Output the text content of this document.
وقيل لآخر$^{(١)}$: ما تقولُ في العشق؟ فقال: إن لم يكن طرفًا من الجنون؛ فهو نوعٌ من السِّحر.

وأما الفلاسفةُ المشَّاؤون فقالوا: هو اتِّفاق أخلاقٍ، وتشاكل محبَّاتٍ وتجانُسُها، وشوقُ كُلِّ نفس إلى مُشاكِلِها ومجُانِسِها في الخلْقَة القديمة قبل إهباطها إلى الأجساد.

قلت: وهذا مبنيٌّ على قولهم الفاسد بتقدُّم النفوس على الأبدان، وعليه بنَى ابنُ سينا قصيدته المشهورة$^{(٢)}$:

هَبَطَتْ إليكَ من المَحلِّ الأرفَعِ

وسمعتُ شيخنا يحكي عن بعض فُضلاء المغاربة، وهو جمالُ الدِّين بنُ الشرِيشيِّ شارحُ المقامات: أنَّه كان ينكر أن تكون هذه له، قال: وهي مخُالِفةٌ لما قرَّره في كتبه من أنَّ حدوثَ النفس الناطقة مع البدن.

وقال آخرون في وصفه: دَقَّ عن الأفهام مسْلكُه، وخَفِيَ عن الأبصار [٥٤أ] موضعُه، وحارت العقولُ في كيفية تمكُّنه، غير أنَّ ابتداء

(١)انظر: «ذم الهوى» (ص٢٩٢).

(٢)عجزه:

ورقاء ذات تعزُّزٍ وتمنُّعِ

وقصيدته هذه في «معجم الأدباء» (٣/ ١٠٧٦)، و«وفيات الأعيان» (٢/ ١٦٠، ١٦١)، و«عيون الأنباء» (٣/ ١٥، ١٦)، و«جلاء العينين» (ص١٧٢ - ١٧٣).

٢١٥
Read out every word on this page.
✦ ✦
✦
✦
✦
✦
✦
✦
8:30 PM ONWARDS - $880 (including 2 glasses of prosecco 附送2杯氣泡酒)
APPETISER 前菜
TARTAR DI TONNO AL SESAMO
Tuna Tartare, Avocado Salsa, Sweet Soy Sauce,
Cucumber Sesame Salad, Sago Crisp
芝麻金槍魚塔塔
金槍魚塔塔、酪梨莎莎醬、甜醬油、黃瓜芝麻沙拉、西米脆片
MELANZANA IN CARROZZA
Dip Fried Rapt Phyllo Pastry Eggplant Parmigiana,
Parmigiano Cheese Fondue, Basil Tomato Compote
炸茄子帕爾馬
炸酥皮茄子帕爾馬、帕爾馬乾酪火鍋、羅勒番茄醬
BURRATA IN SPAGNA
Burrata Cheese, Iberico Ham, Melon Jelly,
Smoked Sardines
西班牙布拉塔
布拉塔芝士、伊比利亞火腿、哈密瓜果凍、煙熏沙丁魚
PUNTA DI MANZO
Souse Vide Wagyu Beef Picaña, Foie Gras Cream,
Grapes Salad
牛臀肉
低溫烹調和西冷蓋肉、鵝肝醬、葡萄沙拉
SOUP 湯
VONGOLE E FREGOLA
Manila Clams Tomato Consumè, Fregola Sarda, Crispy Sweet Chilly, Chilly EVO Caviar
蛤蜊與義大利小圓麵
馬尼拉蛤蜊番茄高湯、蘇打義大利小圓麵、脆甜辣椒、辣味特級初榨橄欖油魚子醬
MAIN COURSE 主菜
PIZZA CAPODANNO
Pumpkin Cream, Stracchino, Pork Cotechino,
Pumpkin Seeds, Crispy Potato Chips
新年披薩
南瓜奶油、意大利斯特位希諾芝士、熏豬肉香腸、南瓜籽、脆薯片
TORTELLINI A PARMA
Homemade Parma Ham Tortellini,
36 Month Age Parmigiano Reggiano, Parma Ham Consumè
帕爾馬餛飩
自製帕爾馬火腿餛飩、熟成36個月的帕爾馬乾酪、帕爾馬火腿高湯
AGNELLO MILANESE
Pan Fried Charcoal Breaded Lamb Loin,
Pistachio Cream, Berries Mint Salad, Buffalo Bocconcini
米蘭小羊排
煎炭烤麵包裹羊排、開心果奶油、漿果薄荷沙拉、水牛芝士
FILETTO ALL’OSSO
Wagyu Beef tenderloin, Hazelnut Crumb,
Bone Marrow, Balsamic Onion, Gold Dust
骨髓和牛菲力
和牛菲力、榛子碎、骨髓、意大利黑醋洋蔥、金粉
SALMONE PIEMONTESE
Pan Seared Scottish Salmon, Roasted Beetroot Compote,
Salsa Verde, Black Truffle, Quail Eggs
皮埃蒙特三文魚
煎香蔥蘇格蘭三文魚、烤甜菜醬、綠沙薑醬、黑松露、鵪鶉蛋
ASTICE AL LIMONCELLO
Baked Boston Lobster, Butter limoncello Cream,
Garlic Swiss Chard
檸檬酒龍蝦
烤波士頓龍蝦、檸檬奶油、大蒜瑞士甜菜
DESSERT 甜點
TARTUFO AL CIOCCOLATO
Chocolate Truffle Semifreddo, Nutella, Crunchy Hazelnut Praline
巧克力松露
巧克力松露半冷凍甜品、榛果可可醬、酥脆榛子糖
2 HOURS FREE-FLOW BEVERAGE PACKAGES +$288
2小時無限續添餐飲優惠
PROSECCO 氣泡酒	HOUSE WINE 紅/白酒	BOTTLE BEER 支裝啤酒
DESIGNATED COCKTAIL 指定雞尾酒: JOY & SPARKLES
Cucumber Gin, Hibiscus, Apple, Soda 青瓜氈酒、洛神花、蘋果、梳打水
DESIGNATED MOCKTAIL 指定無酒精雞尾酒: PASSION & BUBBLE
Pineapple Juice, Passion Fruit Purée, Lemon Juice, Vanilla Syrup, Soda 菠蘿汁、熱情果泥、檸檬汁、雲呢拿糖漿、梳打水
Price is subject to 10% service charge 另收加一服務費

★ ★ ★ ★

WHAT THIS TASK INVOLVES
Pick out each line that holds the string "Cucumber".

CORRECT OUTPUT
Cucumber Sesame Salad, Sago Crisp
Cucumber Gin, Hibiscus, Apple, Soda 青瓜氈酒、洛神花、蘋果、梳打水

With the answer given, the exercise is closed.